* **To be done**:
Go through the data and copy every line exactly, but not the images.

* **Data extract**:
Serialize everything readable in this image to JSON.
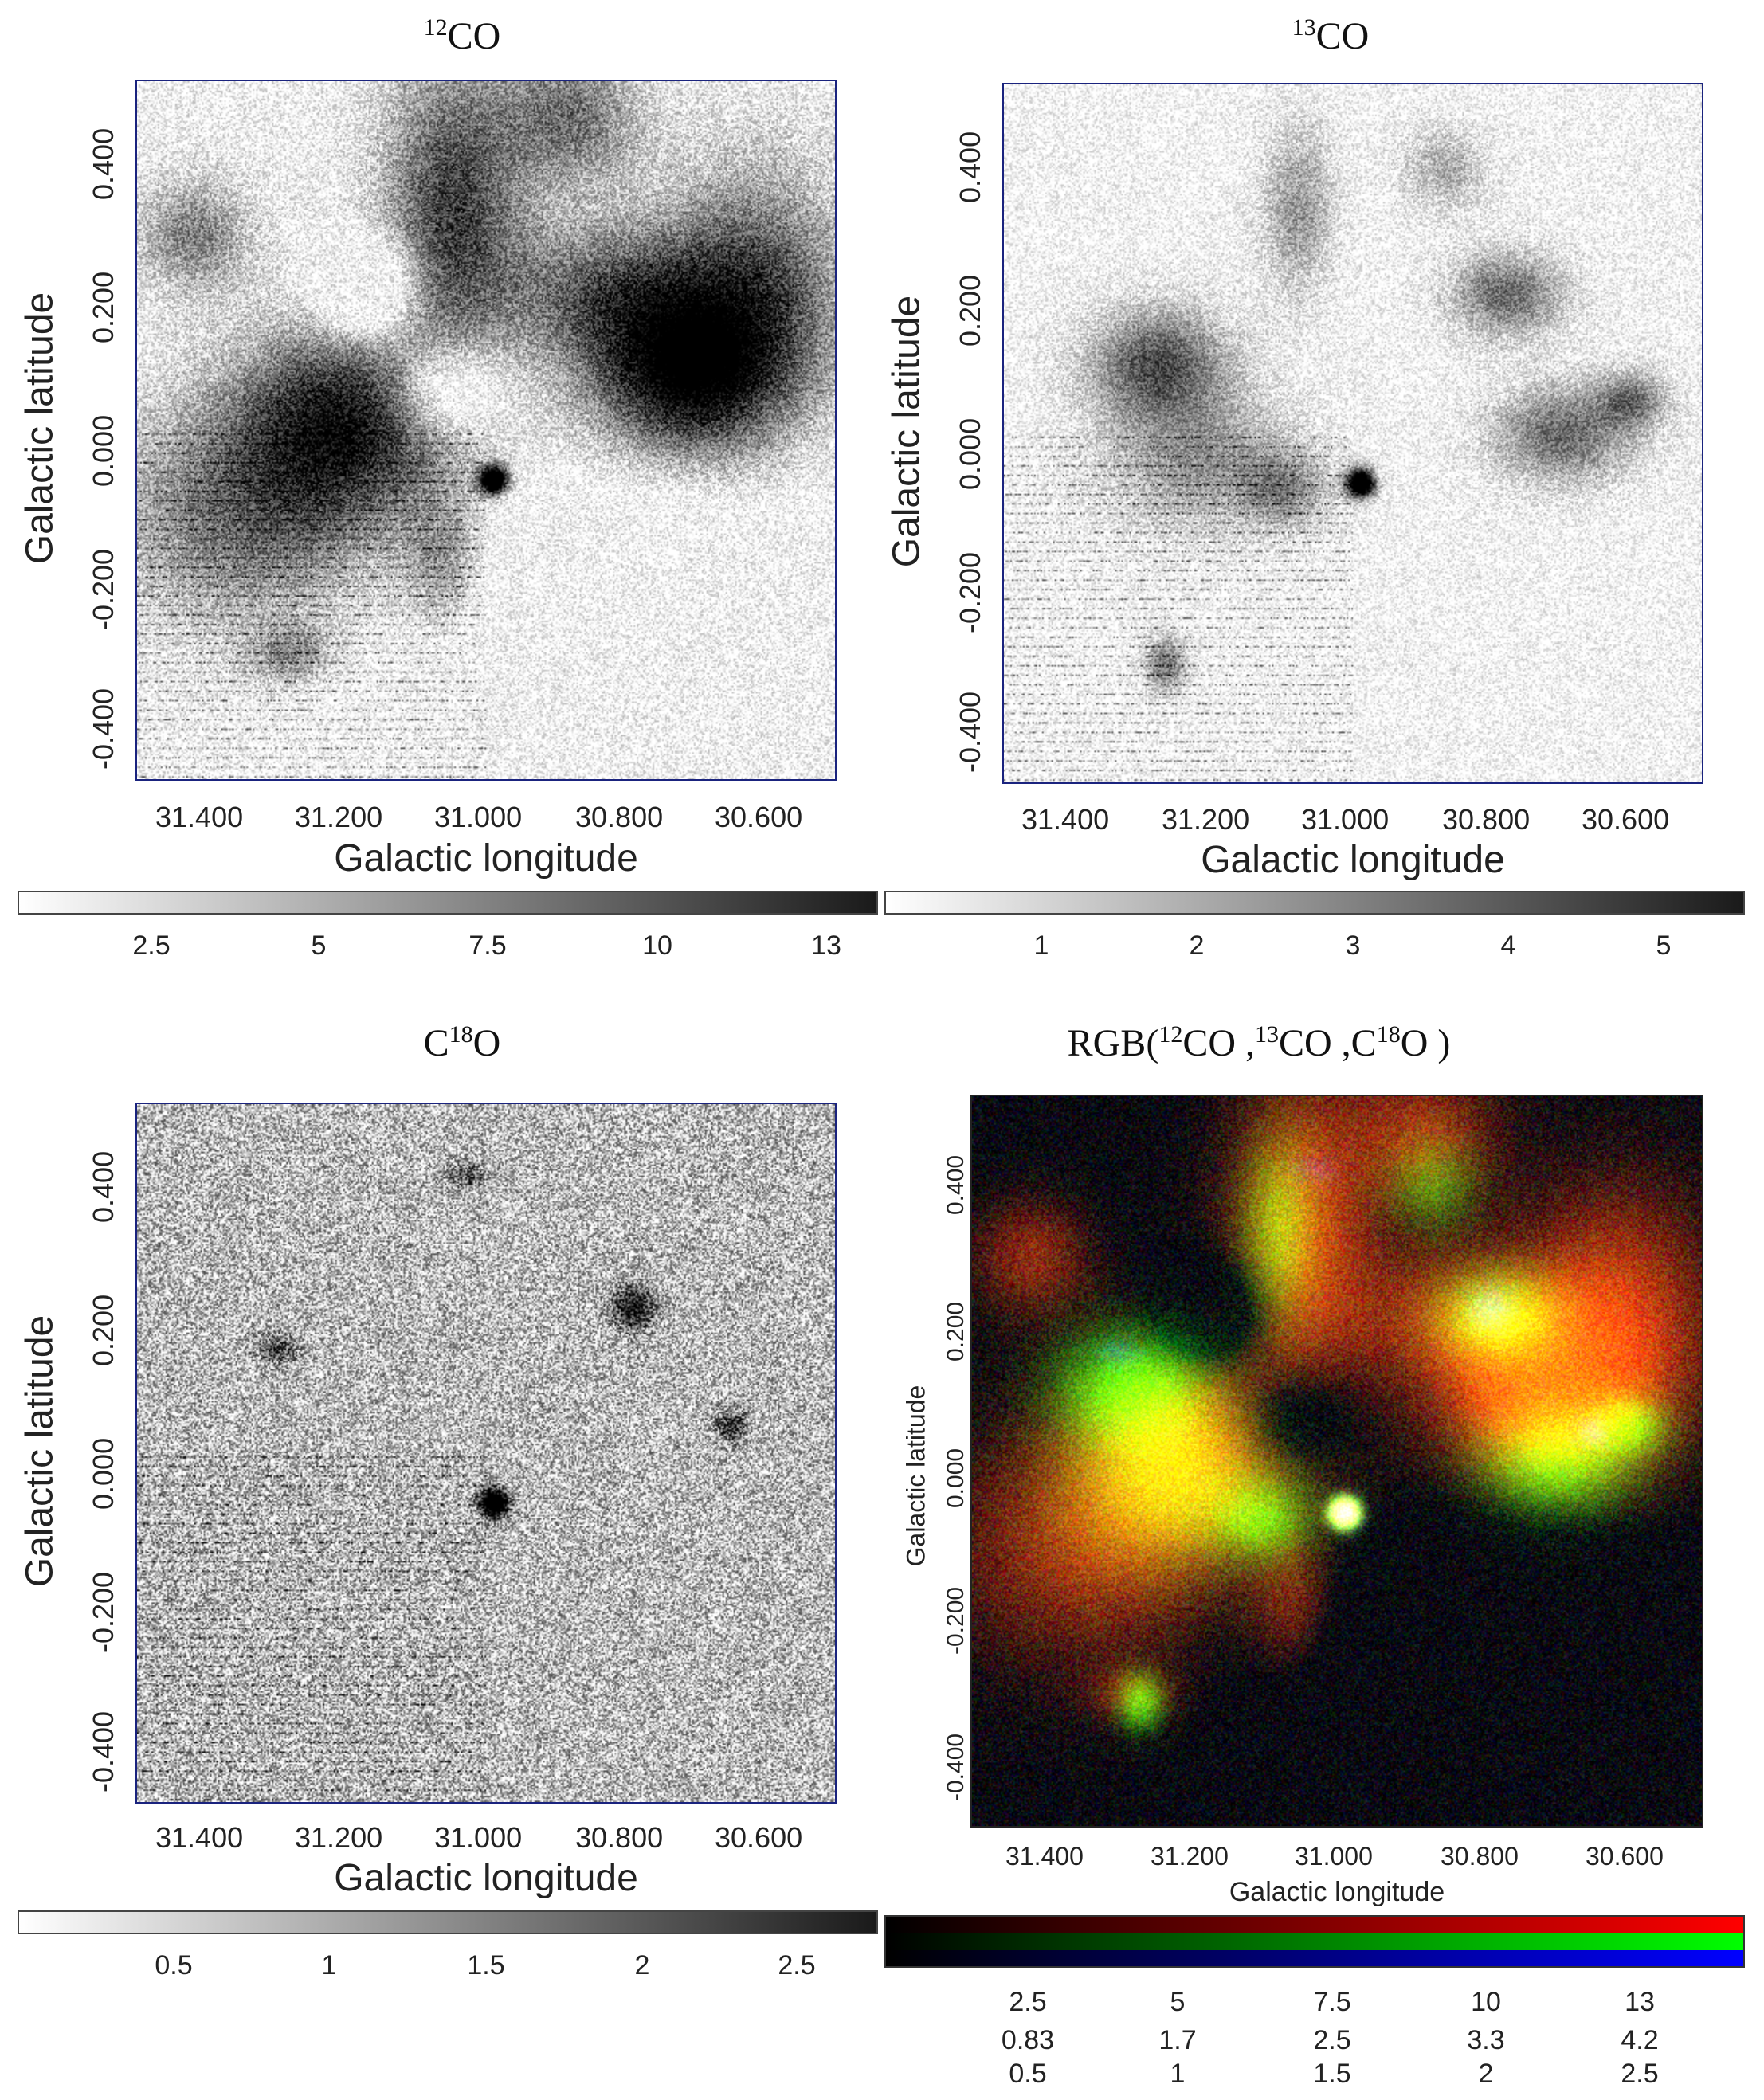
{
  "panels": [
    {
      "title_sup": "12",
      "title_text": "CO",
      "xlabel": "Galactic longitude",
      "ylabel": "Galactic latitude",
      "xticks": [
        "31.400",
        "31.200",
        "31.000",
        "30.800",
        "30.600"
      ],
      "yticks": [
        "0.400",
        "0.200",
        "0.000",
        "-0.200",
        "-0.400"
      ],
      "colorbar": [
        "2.5",
        "5",
        "7.5",
        "10",
        "13"
      ]
    },
    {
      "title_sup": "13",
      "title_text": "CO",
      "xlabel": "Galactic longitude",
      "ylabel": "Galactic latitude",
      "xticks": [
        "31.400",
        "31.200",
        "31.000",
        "30.800",
        "30.600"
      ],
      "yticks": [
        "0.400",
        "0.200",
        "0.000",
        "-0.200",
        "-0.400"
      ],
      "colorbar": [
        "1",
        "2",
        "3",
        "4",
        "5"
      ]
    },
    {
      "title_pre": "C",
      "title_sup": "18",
      "title_text": "O",
      "xlabel": "Galactic longitude",
      "ylabel": "Galactic latitude",
      "xticks": [
        "31.400",
        "31.200",
        "31.000",
        "30.800",
        "30.600"
      ],
      "yticks": [
        "0.400",
        "0.200",
        "0.000",
        "-0.200",
        "-0.400"
      ],
      "colorbar": [
        "0.5",
        "1",
        "1.5",
        "2",
        "2.5"
      ]
    },
    {
      "title_a": "RGB(",
      "title_a_sup": "12",
      "title_b": "CO ,",
      "title_b_sup": "13",
      "title_c": "CO ,C",
      "title_c_sup": "18",
      "title_d": "O )",
      "xlabel": "Galactic longitude",
      "ylabel": "Galactic latitude",
      "xticks": [
        "31.400",
        "31.200",
        "31.000",
        "30.800",
        "30.600"
      ],
      "yticks": [
        "0.400",
        "0.200",
        "0.000",
        "-0.200",
        "-0.400"
      ],
      "colorbar_rows": [
        [
          "2.5",
          "5",
          "7.5",
          "10",
          "13"
        ],
        [
          "0.83",
          "1.7",
          "2.5",
          "3.3",
          "4.2"
        ],
        [
          "0.5",
          "1",
          "1.5",
          "2",
          "2.5"
        ]
      ]
    }
  ],
  "colors": {
    "frame": "#1a237e",
    "red": "#ff0000",
    "green": "#00ff00",
    "blue": "#0000ff"
  }
}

* **Reply**:
Serialize everything readable in this image to JSON.
{
  "panels": [
    {
      "title_sup": "12",
      "title_text": "CO",
      "xlabel": "Galactic longitude",
      "ylabel": "Galactic latitude",
      "xticks": [
        "31.400",
        "31.200",
        "31.000",
        "30.800",
        "30.600"
      ],
      "yticks": [
        "0.400",
        "0.200",
        "0.000",
        "-0.200",
        "-0.400"
      ],
      "colorbar": [
        "2.5",
        "5",
        "7.5",
        "10",
        "13"
      ]
    },
    {
      "title_sup": "13",
      "title_text": "CO",
      "xlabel": "Galactic longitude",
      "ylabel": "Galactic latitude",
      "xticks": [
        "31.400",
        "31.200",
        "31.000",
        "30.800",
        "30.600"
      ],
      "yticks": [
        "0.400",
        "0.200",
        "0.000",
        "-0.200",
        "-0.400"
      ],
      "colorbar": [
        "1",
        "2",
        "3",
        "4",
        "5"
      ]
    },
    {
      "title_pre": "C",
      "title_sup": "18",
      "title_text": "O",
      "xlabel": "Galactic longitude",
      "ylabel": "Galactic latitude",
      "xticks": [
        "31.400",
        "31.200",
        "31.000",
        "30.800",
        "30.600"
      ],
      "yticks": [
        "0.400",
        "0.200",
        "0.000",
        "-0.200",
        "-0.400"
      ],
      "colorbar": [
        "0.5",
        "1",
        "1.5",
        "2",
        "2.5"
      ]
    },
    {
      "title_a": "RGB(",
      "title_a_sup": "12",
      "title_b": "CO ,",
      "title_b_sup": "13",
      "title_c": "CO ,C",
      "title_c_sup": "18",
      "title_d": "O )",
      "xlabel": "Galactic longitude",
      "ylabel": "Galactic latitude",
      "xticks": [
        "31.400",
        "31.200",
        "31.000",
        "30.800",
        "30.600"
      ],
      "yticks": [
        "0.400",
        "0.200",
        "0.000",
        "-0.200",
        "-0.400"
      ],
      "colorbar_rows": [
        [
          "2.5",
          "5",
          "7.5",
          "10",
          "13"
        ],
        [
          "0.83",
          "1.7",
          "2.5",
          "3.3",
          "4.2"
        ],
        [
          "0.5",
          "1",
          "1.5",
          "2",
          "2.5"
        ]
      ]
    }
  ],
  "colors": {
    "frame": "#1a237e",
    "red": "#ff0000",
    "green": "#00ff00",
    "blue": "#0000ff"
  }
}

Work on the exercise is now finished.